:: Source document ::
You earned a bachelor’s degree in music from UC Irvine—how was your experience there?
I have to say that my audition at UC Irvine was really memorable. After I sang, I was with my parents and we were walking toward the parking structure, and Dr. (Darryl) Taylor was walking behind us. He caught up and said, “I wish you the best wherever you go, but I really hope you choose Irvine and I really look forward to working with you.” He put himself out there—such a cool thing to do. He became my voice teacher and probably my biggest advocate—so supportive of me.
What steered you into classical music versus musical theater or another singing style?
I started singing at age 8. Most of my teachers wanted me to pursue classical, even though I really loved musical theater originally. I think the voice is a funny thing. I don’t know if you have ever heard Julie Andrews belt, but I haven’t. Her beautiful voice is more suited toward the classical musical theater repertory and classical music. That’s what she does best. Kristin Chenoweth can belt. I’m not a belter. And that was something I realized. I’ve got a good ear, so I realized, yeah, this isn’t good; people aren’t going to like me if I sing (musical theater).

:: Exercise tasks ::
• a. Using the interview, mark each statement yes or no, and quote the words that decide it.
(i) The interviewee started singing at age 8.
(ii) The interviewee claims to be a belter.
(iii) Dr. Taylor became the interviewee's voice teacher.
• b. Write out the interview word for word from "You earned a" to "another singing style?".
• c. According to the interview, what did most of the interviewee's teachers want the interviewee to pursue?
The records play no role here.

:: Records provided ::

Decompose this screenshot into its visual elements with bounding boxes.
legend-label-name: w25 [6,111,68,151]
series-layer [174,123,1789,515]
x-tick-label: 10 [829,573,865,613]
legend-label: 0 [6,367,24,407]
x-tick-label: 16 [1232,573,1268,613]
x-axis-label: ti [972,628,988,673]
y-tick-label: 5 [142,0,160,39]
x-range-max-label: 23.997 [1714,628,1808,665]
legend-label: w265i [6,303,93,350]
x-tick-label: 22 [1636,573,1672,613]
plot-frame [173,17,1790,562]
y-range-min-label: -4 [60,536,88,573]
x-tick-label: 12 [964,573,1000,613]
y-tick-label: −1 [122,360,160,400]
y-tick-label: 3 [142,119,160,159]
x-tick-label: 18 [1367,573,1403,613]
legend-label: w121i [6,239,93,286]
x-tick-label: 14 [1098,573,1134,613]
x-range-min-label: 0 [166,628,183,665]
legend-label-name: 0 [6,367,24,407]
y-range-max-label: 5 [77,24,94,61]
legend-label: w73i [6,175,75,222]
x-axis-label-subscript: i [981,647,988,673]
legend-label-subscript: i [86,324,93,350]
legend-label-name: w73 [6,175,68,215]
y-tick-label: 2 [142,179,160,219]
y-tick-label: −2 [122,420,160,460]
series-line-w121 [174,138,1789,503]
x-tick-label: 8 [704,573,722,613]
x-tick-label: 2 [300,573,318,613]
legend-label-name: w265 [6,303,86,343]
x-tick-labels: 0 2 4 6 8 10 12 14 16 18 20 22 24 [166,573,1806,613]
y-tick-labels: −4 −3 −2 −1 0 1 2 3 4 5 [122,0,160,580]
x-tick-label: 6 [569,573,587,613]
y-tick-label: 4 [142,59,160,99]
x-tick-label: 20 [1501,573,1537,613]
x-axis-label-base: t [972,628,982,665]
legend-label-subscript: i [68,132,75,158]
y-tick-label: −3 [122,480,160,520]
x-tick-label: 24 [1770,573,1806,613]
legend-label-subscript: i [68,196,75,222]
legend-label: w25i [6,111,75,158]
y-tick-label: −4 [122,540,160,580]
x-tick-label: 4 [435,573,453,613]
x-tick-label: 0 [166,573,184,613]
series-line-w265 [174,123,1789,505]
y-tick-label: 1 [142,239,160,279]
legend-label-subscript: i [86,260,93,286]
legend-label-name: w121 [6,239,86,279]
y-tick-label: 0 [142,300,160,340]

:: Completed exercise ::
• a.
(i) Yes: "I started singing at age 8."
(ii) No: "I’m not a belter."
(iii) Yes: "He became my voice teacher"

• b.
You earned a bachelor’s degree in music from UC Irvine—how was your experience there?
I have to say that my audition at UC Irvine was really memorable. After I sang, I was with my parents and we were walking toward the parking structure, and Dr. (Darryl) Taylor was walking behind us. He caught up and said, “I wish you the best wherever you go, but I really hope you choose Irvine and I really look forward to working with you.” He put himself out there—such a cool thing to do. He became my voice teacher and probably my biggest advocate—so supportive of me.
What steered you into classical music versus musical theater or another singing style?

• c. Classical music.